Quoted passage:
%%

Obvious to anyone with a brain. Meaning nobody in the US.

Inverteum Capital's avatar

Yes. Unfortunately, ignorance about international relations is common in the US.

Example: US Senator can't tell the difference between China and Singapore: https://www.youtube.com/shorts/sAkInjju3ww

Steve's avatar

China’s ‘demographic catastrophe’? A solution?…… stop reading Peter Zeihan. 😂

Steve's avatar

Gary: It’s might be true that China has made ‘aggressive moves’ in the South China Sea, but only if you believe in the ‘logic’ that has China ‘threatening’ US bases that surround it, in a region 6,000 miles from the western seaboard of the USA. That reality does kinda make ‘China bad’ rhetoric sound a bit silly, no?.

Anna Chen's avatar

China's happy with the equilibrium but the US has been trying to goad it into war for years. Arming Taiwan to the teeth, interfering in elections despite acknowledging its One China status, US empire games endanger the whole world.

Inverteum Capital's avatar

Luckily, China is well aware that any war would be self-destructive and will refuse to play into America's hands.

ChinArb's avatar

Inverteum, finally—someone running the numbers instead of banging the war drums.

You have correctly identified that Beijing acts like a Holding Company, not a Suicide Cult. In the ChinArb framework, the "No Invasion" thesis rests on three physical pillars:

1. The "Asset Heavy" Constraint War is a game for players with "Light Assets" (like System A, which exports Dollars and Weapons). System B is built on Heavy Assets (Factories, Grids, Supply Chains). Beijing views Taiwan not as an enemy fortress to be destroyed, but as a High-Value Semiconductor Fab to be acquired.

%%

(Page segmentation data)
%%

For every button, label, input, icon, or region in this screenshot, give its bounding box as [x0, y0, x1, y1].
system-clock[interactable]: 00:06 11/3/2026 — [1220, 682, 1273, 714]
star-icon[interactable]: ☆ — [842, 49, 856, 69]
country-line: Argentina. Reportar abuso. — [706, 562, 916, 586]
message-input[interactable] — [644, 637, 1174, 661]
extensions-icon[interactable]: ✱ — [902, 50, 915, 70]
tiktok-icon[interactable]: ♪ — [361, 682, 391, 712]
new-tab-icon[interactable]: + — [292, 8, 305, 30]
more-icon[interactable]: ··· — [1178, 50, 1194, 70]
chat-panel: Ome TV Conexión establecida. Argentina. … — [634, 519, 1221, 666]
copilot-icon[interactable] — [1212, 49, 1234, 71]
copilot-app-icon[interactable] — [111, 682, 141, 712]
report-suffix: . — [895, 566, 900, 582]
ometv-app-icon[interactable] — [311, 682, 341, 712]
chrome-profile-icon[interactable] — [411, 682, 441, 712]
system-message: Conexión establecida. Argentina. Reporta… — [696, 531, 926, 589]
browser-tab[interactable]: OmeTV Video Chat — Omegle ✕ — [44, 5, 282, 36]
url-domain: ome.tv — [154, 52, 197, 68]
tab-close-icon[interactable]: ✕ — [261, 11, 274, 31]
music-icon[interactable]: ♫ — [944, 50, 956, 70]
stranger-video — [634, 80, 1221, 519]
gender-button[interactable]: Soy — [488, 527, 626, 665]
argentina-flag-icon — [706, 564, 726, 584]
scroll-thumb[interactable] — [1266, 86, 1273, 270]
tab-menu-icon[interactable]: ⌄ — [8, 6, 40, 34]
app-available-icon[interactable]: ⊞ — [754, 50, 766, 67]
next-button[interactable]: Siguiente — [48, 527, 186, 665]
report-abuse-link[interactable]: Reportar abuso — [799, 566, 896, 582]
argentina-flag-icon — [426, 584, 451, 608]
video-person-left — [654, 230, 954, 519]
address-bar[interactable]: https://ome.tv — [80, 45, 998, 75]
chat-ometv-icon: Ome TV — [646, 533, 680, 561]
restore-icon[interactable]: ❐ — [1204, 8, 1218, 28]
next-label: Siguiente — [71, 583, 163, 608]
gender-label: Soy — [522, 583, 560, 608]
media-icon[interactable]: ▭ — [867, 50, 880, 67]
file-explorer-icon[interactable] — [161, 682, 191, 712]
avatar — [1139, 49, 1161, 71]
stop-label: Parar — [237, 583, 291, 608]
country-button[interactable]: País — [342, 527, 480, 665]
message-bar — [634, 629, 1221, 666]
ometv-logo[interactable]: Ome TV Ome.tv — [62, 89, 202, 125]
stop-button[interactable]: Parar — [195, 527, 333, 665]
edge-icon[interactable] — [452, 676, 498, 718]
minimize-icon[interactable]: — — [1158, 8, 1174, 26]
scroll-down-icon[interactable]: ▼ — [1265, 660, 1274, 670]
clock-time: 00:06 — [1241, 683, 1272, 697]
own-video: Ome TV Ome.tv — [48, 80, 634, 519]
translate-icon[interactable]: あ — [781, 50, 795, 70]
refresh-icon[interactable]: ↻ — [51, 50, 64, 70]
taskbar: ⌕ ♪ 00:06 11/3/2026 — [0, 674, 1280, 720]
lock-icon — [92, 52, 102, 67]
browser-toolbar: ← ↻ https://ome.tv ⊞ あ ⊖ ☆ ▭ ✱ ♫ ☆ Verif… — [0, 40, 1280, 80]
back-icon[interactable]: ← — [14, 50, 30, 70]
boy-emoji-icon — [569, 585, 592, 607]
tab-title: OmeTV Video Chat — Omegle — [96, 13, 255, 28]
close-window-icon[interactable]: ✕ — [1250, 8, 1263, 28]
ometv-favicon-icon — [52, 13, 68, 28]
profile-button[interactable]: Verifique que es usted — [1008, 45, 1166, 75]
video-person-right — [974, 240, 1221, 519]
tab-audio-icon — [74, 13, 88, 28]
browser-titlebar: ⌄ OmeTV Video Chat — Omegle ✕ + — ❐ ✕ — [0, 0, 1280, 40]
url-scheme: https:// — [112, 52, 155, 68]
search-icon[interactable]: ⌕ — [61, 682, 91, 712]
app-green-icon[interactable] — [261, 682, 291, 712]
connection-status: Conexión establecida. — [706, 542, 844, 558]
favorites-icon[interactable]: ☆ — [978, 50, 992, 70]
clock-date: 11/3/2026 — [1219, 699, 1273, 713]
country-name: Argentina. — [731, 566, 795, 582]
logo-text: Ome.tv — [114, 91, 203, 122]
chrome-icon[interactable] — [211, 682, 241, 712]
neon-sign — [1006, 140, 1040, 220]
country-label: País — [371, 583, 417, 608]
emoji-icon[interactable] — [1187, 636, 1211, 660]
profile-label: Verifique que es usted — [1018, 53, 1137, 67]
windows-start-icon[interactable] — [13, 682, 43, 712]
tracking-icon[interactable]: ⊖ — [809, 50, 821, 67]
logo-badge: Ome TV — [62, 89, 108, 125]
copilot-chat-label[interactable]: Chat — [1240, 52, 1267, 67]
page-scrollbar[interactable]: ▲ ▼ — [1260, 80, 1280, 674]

%%

Problem 1: Switch "rhetoric" to "talk" in the comment thread on US–China relations, and write out the part that opens with "Example: US Senator" and closes with "bit silly, no?.".
Problem 2: Pick up the comment thread on US–China relations after its last sentence and continue it.

Answer area 1:
Example: US Senator can't tell the difference between China and Singapore: https://www.youtube.com/shorts/sAkInjju3ww

Steve's avatar

China’s ‘demographic catastrophe’? A solution?…… stop reading Peter Zeihan. 😂

Steve's avatar

Gary: It’s might be true that China has made ‘aggressive moves’ in the South China Sea, but only if you believe in the ‘logic’ that has China ‘threatening’ US bases that surround it, in a region 6,000 miles from the western seaboard of the USA. That reality does kinda make ‘China bad’ talk sound a bit silly, no?.

Answer area 2:
Rule #1 of M&A: You do not bomb the asset you intend to integrate. You don't shell the clean room. You blockade the driveway until management changes.

2. The Gravity Well (Newton vs. Clausewitz) You mentioned the "Cultural Seepage" (TikTok/Language). This is Orbital Mechanics. As System B's mass (Economy + Military) grows, its gravitational pull increases. Taiwan is a smaller planet in a binary star system.

Past: It orbited the distant star (US/System A).

Present: The nearby star (China/System B) is becoming too massive to ignore. The Strategy: Beijing doesn't need to fire a missile. It just needs to increase its mass until the orbital decay becomes irreversible. Why invade when Physics is bringing them to you?

3. The "Siege" Logic Your update on the KMT is the "Signal." The KMT represents the Pragmatic Wing of the Taiwanese establishment recognizing the shift in gravity. They know that System A offers Ideology, but System B offers The Supply Chain. Beijing is playing Go (Weiqi), surrounding the territory to force a surrender. Washington is playing Boxing, waiting for a knockout punch that will never come.

Conclusion: You are right. War breaks the Balance Sheet. Integration fixes it. Beijing is prepared to wait 25 years for a "Peaceful Merger" rather than risk 25 hours of a "Hostile Takeover." The sword dangles, but the gravity pulls. Gravity always wins. [Stupid! Taiwan is Not Venezuela] https://chinarbitrageur.substack.com/p/stupid-taiwan-is-not-venezuela?r=71ctq6

Stefans Emerging Market Review's avatar

If the Chinese are smart they will try to get a big piece of Russia in the East. Currently they are Leasing huge areas of land there. At some point there could be opportunites to directly purchase land like the US did with Alaska more than a Century ago and make it Chinese.

Inverteum Capital's avatar

Because of China's insistence on territorial integrity, it's unlikely that Beijing will officially turn a part of Russia into China.

But you're 100% right that China will continue to lease and buy up large parts of Russian Far East (with title held as private property), encourage Chinese people to move there, and gain control over the immense natural resources there. This is easy since the total population of the RFE is just 8m, which is less than half of Shenzhen, a typical Chinese megacity.

China's ability to gain de facto control of the RFE is yet another reason why it won't invade Taiwan.

Western geopolitical analysts often believe that China needs control of Taiwan to break out of the first island chain, but if it really wanted to break out, it would be far easier for Beijing to negotiate access to Russian naval bases on the Kuril Islands and the Kamchatka Peninsula than attempt a messy invasion of Taiwan.